#### [Exercise inputs]
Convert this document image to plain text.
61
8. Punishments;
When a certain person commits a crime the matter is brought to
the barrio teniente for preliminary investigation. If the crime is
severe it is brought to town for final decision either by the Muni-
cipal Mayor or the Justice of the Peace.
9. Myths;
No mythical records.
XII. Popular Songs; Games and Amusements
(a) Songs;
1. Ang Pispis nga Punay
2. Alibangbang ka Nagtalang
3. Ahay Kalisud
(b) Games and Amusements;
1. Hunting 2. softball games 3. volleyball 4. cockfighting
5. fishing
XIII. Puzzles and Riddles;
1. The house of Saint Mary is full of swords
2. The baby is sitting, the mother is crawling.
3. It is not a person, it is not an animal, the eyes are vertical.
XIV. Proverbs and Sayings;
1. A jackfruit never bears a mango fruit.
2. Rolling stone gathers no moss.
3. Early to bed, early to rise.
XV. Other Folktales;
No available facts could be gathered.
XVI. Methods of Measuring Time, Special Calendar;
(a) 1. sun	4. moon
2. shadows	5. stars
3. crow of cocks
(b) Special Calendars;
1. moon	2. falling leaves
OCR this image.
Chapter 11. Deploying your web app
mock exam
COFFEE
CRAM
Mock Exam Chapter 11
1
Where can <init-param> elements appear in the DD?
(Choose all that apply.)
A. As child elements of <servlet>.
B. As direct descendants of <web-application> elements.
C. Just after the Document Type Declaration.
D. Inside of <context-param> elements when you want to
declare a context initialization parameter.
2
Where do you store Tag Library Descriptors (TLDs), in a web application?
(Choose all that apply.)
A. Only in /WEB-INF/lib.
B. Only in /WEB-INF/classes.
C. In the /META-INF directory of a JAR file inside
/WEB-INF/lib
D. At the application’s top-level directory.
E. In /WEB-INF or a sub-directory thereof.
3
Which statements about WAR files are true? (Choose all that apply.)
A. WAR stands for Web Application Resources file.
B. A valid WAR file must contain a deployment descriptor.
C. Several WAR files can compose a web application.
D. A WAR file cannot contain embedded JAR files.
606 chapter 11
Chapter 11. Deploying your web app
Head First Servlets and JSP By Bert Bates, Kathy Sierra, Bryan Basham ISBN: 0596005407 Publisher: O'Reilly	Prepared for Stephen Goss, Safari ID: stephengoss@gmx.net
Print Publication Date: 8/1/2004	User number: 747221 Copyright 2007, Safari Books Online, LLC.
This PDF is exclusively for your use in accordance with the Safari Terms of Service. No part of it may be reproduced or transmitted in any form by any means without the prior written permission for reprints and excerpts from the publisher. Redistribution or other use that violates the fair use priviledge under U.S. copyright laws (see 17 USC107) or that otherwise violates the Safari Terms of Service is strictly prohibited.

#### [Objective]
All of the material must be reproduced exactly.

#### [Response]
Convert this document image to plain text.
61
8. Punishments;
When a certain person commits a crime the matter is brought to
the barrio teniente for preliminary investigation. If the crime is
severe it is brought to town for final decision either by the Muni-
cipal Mayor or the Justice of the Peace.
9. Myths;
No mythical records.
XII. Popular Songs; Games and Amusements
(a) Songs;
1. Ang Pispis nga Punay
2. Alibangbang ka Nagtalang
3. Ahay Kalisud
(b) Games and Amusements;
1. Hunting 2. softball games 3. volleyball 4. cockfighting
5. fishing
XIII. Puzzles and Riddles;
1. The house of Saint Mary is full of swords
2. The baby is sitting, the mother is crawling.
3. It is not a person, it is not an animal, the eyes are vertical.
XIV. Proverbs and Sayings;
1. A jackfruit never bears a mango fruit.
2. Rolling stone gathers no moss.
3. Early to bed, early to rise.
XV. Other Folktales;
No available facts could be gathered.
XVI. Methods of Measuring Time, Special Calendar;
(a) 1. sun	4. moon
2. shadows	5. stars
3. crow of cocks
(b) Special Calendars;
1. moon	2. falling leaves
OCR this image.
Chapter 11. Deploying your web app
mock exam
COFFEE
CRAM
Mock Exam Chapter 11
1
Where can <init-param> elements appear in the DD?
(Choose all that apply.)
A. As child elements of <servlet>.
B. As direct descendants of <web-application> elements.
C. Just after the Document Type Declaration.
D. Inside of <context-param> elements when you want to
declare a context initialization parameter.
2
Where do you store Tag Library Descriptors (TLDs), in a web application?
(Choose all that apply.)
A. Only in /WEB-INF/lib.
B. Only in /WEB-INF/classes.
C. In the /META-INF directory of a JAR file inside
/WEB-INF/lib
D. At the application’s top-level directory.
E. In /WEB-INF or a sub-directory thereof.
3
Which statements about WAR files are true? (Choose all that apply.)
A. WAR stands for Web Application Resources file.
B. A valid WAR file must contain a deployment descriptor.
C. Several WAR files can compose a web application.
D. A WAR file cannot contain embedded JAR files.
606 chapter 11
Chapter 11. Deploying your web app
Head First Servlets and JSP By Bert Bates, Kathy Sierra, Bryan Basham ISBN: 0596005407 Publisher: O'Reilly	Prepared for Stephen Goss, Safari ID: stephengoss@gmx.net
Print Publication Date: 8/1/2004	User number: 747221 Copyright 2007, Safari Books Online, LLC.
This PDF is exclusively for your use in accordance with the Safari Terms of Service. No part of it may be reproduced or transmitted in any form by any means without the prior written permission for reprints and excerpts from the publisher. Redistribution or other use that violates the fair use priviledge under U.S. copyright laws (see 17 USC107) or that otherwise violates the Safari Terms of Service is strictly prohibited.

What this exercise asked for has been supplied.